** start of Rows **
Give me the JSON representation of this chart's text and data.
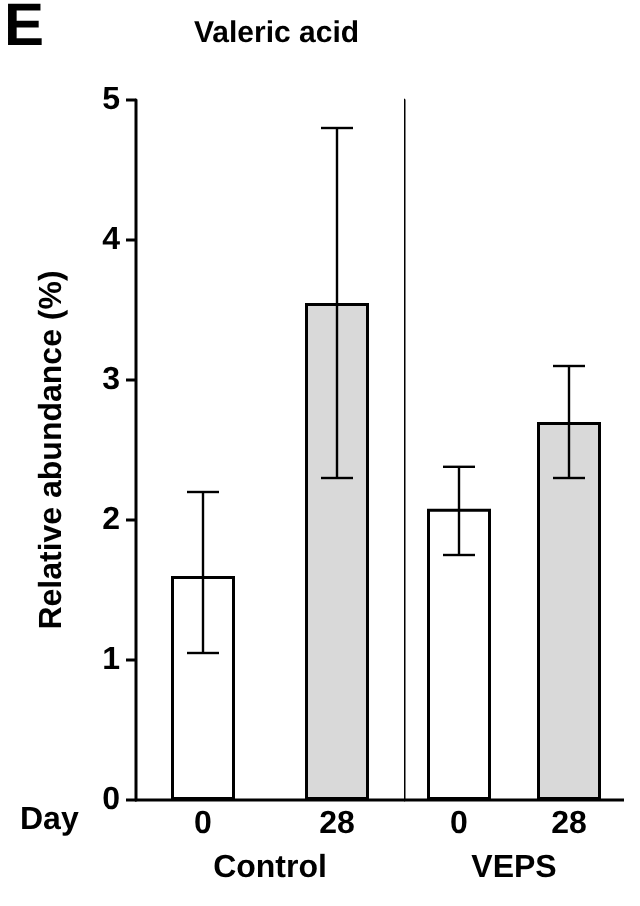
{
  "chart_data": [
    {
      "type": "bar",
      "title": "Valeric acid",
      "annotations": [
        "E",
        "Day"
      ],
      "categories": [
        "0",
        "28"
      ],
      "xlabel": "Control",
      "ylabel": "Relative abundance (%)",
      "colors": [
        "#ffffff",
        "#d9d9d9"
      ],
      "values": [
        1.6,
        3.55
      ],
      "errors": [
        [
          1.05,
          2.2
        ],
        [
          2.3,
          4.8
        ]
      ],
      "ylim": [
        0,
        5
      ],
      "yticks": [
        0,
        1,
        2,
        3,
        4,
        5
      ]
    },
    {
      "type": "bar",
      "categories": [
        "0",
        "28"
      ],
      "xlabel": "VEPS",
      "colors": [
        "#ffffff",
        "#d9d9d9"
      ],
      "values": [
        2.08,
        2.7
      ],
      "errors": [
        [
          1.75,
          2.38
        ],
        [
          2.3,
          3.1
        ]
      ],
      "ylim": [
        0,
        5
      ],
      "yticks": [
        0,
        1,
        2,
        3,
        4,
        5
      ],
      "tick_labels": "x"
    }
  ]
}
** end of Rows **
=== What is needed ===
Reproduce the full material exactly, excluding the pictures.

=== Expected answer ===
Give me the JSON representation of this chart's text and data.
{
  "chart_data": [
    {
      "type": "bar",
      "title": "Valeric acid",
      "annotations": [
        "E",
        "Day"
      ],
      "categories": [
        "0",
        "28"
      ],
      "xlabel": "Control",
      "ylabel": "Relative abundance (%)",
      "colors": [
        "#ffffff",
        "#d9d9d9"
      ],
      "values": [
        1.6,
        3.55
      ],
      "errors": [
        [
          1.05,
          2.2
        ],
        [
          2.3,
          4.8
        ]
      ],
      "ylim": [
        0,
        5
      ],
      "yticks": [
        0,
        1,
        2,
        3,
        4,
        5
      ]
    },
    {
      "type": "bar",
      "categories": [
        "0",
        "28"
      ],
      "xlabel": "VEPS",
      "colors": [
        "#ffffff",
        "#d9d9d9"
      ],
      "values": [
        2.08,
        2.7
      ],
      "errors": [
        [
          1.75,
          2.38
        ],
        [
          2.3,
          3.1
        ]
      ],
      "ylim": [
        0,
        5
      ],
      "yticks": [
        0,
        1,
        2,
        3,
        4,
        5
      ],
      "tick_labels": "x"
    }
  ]
}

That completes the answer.